» **LISTING**:
======

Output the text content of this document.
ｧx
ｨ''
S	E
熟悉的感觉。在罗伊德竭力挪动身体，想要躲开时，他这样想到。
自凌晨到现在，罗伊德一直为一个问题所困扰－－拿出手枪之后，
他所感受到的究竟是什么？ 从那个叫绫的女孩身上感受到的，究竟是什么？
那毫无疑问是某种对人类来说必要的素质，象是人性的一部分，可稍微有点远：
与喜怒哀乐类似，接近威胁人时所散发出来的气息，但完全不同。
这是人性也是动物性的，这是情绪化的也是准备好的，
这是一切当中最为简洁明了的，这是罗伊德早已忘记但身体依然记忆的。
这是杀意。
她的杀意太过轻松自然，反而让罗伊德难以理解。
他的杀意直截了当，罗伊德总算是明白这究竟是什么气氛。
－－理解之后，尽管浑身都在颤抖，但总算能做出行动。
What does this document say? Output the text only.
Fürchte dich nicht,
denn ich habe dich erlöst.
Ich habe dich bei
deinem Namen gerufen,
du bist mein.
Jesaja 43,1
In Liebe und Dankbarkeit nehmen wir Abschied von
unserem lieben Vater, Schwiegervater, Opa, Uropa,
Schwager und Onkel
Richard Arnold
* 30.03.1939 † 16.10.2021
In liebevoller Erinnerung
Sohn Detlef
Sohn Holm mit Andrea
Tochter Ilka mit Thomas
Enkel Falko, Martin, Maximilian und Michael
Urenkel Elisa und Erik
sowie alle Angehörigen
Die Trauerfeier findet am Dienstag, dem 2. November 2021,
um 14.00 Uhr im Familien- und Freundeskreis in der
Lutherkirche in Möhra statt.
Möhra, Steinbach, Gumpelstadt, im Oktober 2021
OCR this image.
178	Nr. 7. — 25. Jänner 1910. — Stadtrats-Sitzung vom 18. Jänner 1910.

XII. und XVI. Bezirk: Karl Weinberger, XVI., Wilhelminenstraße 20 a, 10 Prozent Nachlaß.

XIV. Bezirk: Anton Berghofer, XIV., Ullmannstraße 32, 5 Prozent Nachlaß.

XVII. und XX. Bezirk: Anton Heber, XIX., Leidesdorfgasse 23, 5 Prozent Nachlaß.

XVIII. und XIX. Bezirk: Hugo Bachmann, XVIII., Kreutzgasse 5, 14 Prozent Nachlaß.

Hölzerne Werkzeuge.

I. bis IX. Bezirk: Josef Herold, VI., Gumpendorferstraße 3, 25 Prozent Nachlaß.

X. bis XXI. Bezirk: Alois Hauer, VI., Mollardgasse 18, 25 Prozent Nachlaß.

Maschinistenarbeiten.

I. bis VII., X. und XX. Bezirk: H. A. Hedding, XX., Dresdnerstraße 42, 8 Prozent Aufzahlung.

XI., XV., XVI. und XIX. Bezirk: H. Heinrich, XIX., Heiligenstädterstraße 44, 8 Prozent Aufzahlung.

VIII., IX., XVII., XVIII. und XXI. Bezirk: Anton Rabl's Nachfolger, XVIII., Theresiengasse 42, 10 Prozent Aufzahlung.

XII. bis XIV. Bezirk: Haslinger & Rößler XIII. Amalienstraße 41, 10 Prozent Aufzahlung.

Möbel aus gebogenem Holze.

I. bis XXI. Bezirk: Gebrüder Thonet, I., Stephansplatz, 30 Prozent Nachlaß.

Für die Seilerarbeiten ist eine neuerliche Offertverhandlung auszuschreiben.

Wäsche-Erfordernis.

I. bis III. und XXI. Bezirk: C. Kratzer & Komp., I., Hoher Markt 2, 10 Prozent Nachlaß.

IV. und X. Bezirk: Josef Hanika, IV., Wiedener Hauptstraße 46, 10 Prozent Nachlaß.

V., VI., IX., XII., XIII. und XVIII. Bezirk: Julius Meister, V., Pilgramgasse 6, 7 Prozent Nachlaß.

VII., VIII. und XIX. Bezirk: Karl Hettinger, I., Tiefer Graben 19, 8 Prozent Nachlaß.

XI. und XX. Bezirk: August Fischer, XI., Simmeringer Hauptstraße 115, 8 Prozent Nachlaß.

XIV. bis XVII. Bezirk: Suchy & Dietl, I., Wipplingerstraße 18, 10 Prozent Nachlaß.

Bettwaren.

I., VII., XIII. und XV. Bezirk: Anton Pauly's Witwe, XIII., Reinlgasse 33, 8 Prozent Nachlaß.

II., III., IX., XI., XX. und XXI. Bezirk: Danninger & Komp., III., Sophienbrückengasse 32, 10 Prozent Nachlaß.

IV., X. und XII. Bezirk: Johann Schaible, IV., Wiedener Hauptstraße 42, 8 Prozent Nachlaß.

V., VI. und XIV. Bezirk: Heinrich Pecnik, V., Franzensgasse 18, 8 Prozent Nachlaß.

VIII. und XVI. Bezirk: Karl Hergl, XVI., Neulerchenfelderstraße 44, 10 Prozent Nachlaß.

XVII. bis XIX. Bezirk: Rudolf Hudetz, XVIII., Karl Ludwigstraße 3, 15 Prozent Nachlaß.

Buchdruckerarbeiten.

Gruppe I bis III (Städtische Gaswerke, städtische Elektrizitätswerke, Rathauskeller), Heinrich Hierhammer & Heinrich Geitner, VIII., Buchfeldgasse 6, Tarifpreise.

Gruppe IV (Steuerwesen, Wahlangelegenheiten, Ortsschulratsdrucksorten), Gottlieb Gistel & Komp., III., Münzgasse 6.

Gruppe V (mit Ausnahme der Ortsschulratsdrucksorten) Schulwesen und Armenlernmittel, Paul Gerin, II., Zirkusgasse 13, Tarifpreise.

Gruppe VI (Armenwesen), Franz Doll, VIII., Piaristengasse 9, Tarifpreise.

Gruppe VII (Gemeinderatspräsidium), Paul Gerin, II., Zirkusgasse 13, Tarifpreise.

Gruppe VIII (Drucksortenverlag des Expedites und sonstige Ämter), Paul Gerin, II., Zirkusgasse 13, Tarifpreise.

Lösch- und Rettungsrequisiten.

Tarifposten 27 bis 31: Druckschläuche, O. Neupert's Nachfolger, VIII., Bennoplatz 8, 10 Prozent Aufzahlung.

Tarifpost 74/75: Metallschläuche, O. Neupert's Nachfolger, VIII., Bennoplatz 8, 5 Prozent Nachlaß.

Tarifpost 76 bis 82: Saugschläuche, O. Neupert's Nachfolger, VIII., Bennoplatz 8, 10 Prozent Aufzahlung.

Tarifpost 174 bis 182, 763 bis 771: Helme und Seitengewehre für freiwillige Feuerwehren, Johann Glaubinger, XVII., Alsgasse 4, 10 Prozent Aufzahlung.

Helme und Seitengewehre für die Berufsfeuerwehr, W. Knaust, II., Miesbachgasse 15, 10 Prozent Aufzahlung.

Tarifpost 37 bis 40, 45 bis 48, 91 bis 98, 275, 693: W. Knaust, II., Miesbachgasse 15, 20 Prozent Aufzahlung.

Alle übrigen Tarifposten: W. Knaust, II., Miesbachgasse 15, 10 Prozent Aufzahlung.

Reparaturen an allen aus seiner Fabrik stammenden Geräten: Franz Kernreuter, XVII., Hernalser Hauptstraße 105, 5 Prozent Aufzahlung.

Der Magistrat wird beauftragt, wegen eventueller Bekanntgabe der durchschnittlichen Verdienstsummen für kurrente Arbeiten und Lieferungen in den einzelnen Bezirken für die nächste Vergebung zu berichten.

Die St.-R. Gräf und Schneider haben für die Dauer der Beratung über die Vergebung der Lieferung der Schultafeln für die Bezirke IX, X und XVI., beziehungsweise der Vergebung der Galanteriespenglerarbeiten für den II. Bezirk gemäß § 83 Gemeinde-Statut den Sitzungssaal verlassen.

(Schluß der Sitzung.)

======

From the data, collect all lines where the string "Gruppe" appears.

» **RESPONSE TO THE EXERCISE**:
Gruppe I bis III (Städtische Gaswerke, städtische Elektrizitätswerke, Rathauskeller), Heinrich Hierhammer & Heinrich Geitner, VIII., Buchfeldgasse 6, Tarifpreise.
Gruppe IV (Steuerwesen, Wahlangelegenheiten, Ortsschulratsdrucksorten), Gottlieb Gistel & Komp., III., Münzgasse 6.
Gruppe V (mit Ausnahme der Ortsschulratsdrucksorten) Schulwesen und Armenlernmittel, Paul Gerin, II., Zirkusgasse 13, Tarifpreise.
Gruppe VI (Armenwesen), Franz Doll, VIII., Piaristengasse 9, Tarifpreise.
Gruppe VII (Gemeinderatspräsidium), Paul Gerin, II., Zirkusgasse 13, Tarifpreise.
Gruppe VIII (Drucksortenverlag des Expedites und sonstige Ämter), Paul Gerin, II., Zirkusgasse 13, Tarifpreise.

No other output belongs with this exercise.